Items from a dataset
▬▬▬

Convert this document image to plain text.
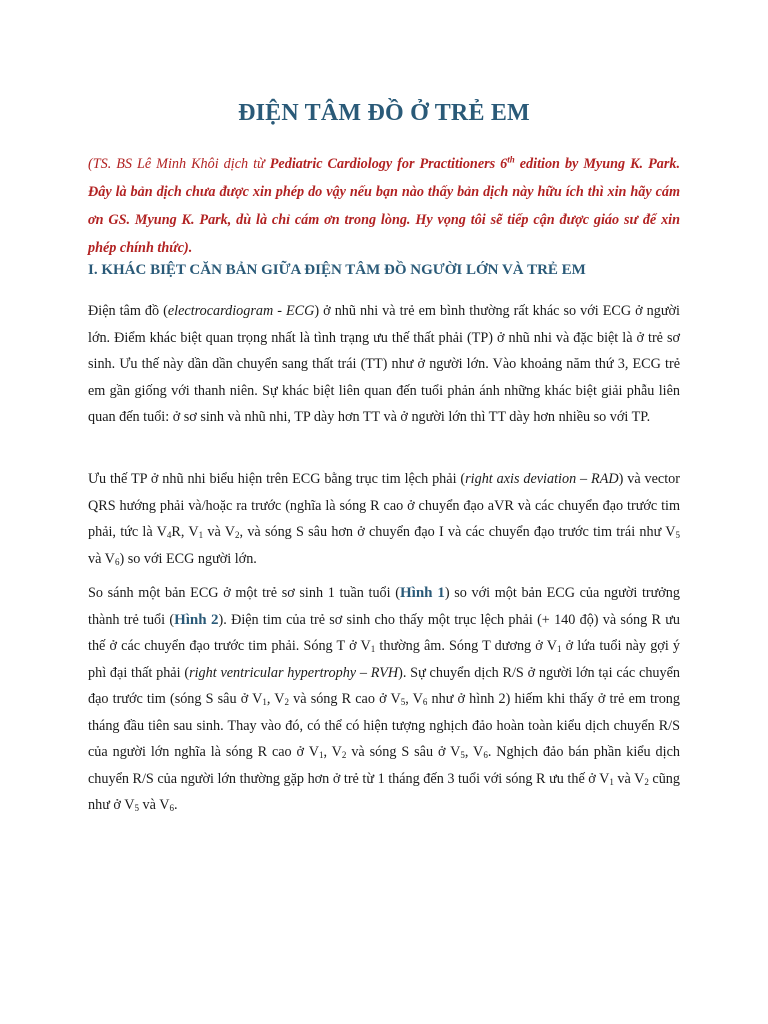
ĐIỆN TÂM ĐỒ Ở TRẺ EM
(TS. BS Lê Minh Khôi dịch từ Pediatric Cardiology for Practitioners 6th edition by Myung K. Park. Đây là bản dịch chưa được xin phép do vậy nếu bạn nào thấy bản dịch này hữu ích thì xin hãy cám ơn GS. Myung K. Park, dù là chỉ cám ơn trong lòng. Hy vọng tôi sẽ tiếp cận được giáo sư để xin phép chính thức).
I. KHÁC BIỆT CĂN BẢN GIỮA ĐIỆN TÂM ĐỒ NGƯỜI LỚN VÀ TRẺ EM
Điện tâm đồ (electrocardiogram - ECG) ở nhũ nhi và trẻ em bình thường rất khác so với ECG ở người lớn. Điểm khác biệt quan trọng nhất là tình trạng ưu thế thất phải (TP) ở nhũ nhi và đặc biệt là ở trẻ sơ sinh. Ưu thế này dần dần chuyển sang thất trái (TT) như ở người lớn. Vào khoảng năm thứ 3, ECG trẻ em gần giống với thanh niên. Sự khác biệt liên quan đến tuổi phản ánh những khác biệt giải phẫu liên quan đến tuổi: ở sơ sinh và nhũ nhi, TP dày hơn TT và ở người lớn thì TT dày hơn nhiều so với TP.
Ưu thế TP ở nhũ nhi biểu hiện trên ECG bằng trục tim lệch phải (right axis deviation – RAD) và vector QRS hướng phải và/hoặc ra trước (nghĩa là sóng R cao ở chuyển đạo aVR và các chuyển đạo trước tim phải, tức là $V_4R$, $V_1$ và $V_2$, và sóng S sâu hơn ở chuyển đạo I và các chuyển đạo trước tim trái như $V_5$ và $V_6$) so với ECG người lớn.
So sánh một bản ECG ở một trẻ sơ sinh 1 tuần tuổi (Hình 1) so với một bản ECG của người trưởng thành trẻ tuổi (Hình 2). Điện tim của trẻ sơ sinh cho thấy một trục lệch phải (+ 140 độ) và sóng R ưu thế ở các chuyển đạo trước tim phải. Sóng T ở $V_1$ thường âm. Sóng T dương ở $V_1$ ở lứa tuổi này gợi ý phì đại thất phải (right ventricular hypertrophy – RVH). Sự chuyển dịch R/S ở người lớn tại các chuyển đạo trước tim (sóng S sâu ở $V_1$, $V_2$ và sóng R cao ở $V_5$, $V_6$ như ở hình 2) hiếm khi thấy ở trẻ em trong tháng đầu tiên sau sinh. Thay vào đó, có thể có hiện tượng nghịch đảo hoàn toàn kiểu dịch chuyển R/S của người lớn nghĩa là sóng R cao ở $V_1$, $V_2$ và sóng S sâu ở $V_5$, $V_6$. Nghịch đảo bán phần kiểu dịch chuyển R/S của người lớn thường gặp hơn ở trẻ từ 1 tháng đến 3 tuổi với sóng R ưu thế ở $V_1$ và $V_2$ cũng như ở $V_5$ và $V_6$.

▬▬▬

:: Goal of the exercise ::
Print out the whole of the material word for word, without pictures.

:: Task result ::
Convert this document image to plain text.
ĐIỆN TÂM ĐỒ Ở TRẺ EM
(TS. BS Lê Minh Khôi dịch từ Pediatric Cardiology for Practitioners 6th edition by Myung K. Park. Đây là bản dịch chưa được xin phép do vậy nếu bạn nào thấy bản dịch này hữu ích thì xin hãy cám ơn GS. Myung K. Park, dù là chỉ cám ơn trong lòng. Hy vọng tôi sẽ tiếp cận được giáo sư để xin phép chính thức).
I. KHÁC BIỆT CĂN BẢN GIỮA ĐIỆN TÂM ĐỒ NGƯỜI LỚN VÀ TRẺ EM
Điện tâm đồ (electrocardiogram - ECG) ở nhũ nhi và trẻ em bình thường rất khác so với ECG ở người lớn. Điểm khác biệt quan trọng nhất là tình trạng ưu thế thất phải (TP) ở nhũ nhi và đặc biệt là ở trẻ sơ sinh. Ưu thế này dần dần chuyển sang thất trái (TT) như ở người lớn. Vào khoảng năm thứ 3, ECG trẻ em gần giống với thanh niên. Sự khác biệt liên quan đến tuổi phản ánh những khác biệt giải phẫu liên quan đến tuổi: ở sơ sinh và nhũ nhi, TP dày hơn TT và ở người lớn thì TT dày hơn nhiều so với TP.
Ưu thế TP ở nhũ nhi biểu hiện trên ECG bằng trục tim lệch phải (right axis deviation – RAD) và vector QRS hướng phải và/hoặc ra trước (nghĩa là sóng R cao ở chuyển đạo aVR và các chuyển đạo trước tim phải, tức là $V_4R$, $V_1$ và $V_2$, và sóng S sâu hơn ở chuyển đạo I và các chuyển đạo trước tim trái như $V_5$ và $V_6$) so với ECG người lớn.
So sánh một bản ECG ở một trẻ sơ sinh 1 tuần tuổi (Hình 1) so với một bản ECG của người trưởng thành trẻ tuổi (Hình 2). Điện tim của trẻ sơ sinh cho thấy một trục lệch phải (+ 140 độ) và sóng R ưu thế ở các chuyển đạo trước tim phải. Sóng T ở $V_1$ thường âm. Sóng T dương ở $V_1$ ở lứa tuổi này gợi ý phì đại thất phải (right ventricular hypertrophy – RVH). Sự chuyển dịch R/S ở người lớn tại các chuyển đạo trước tim (sóng S sâu ở $V_1$, $V_2$ và sóng R cao ở $V_5$, $V_6$ như ở hình 2) hiếm khi thấy ở trẻ em trong tháng đầu tiên sau sinh. Thay vào đó, có thể có hiện tượng nghịch đảo hoàn toàn kiểu dịch chuyển R/S của người lớn nghĩa là sóng R cao ở $V_1$, $V_2$ và sóng S sâu ở $V_5$, $V_6$. Nghịch đảo bán phần kiểu dịch chuyển R/S của người lớn thường gặp hơn ở trẻ từ 1 tháng đến 3 tuổi với sóng R ưu thế ở $V_1$ và $V_2$ cũng như ở $V_5$ và $V_6$.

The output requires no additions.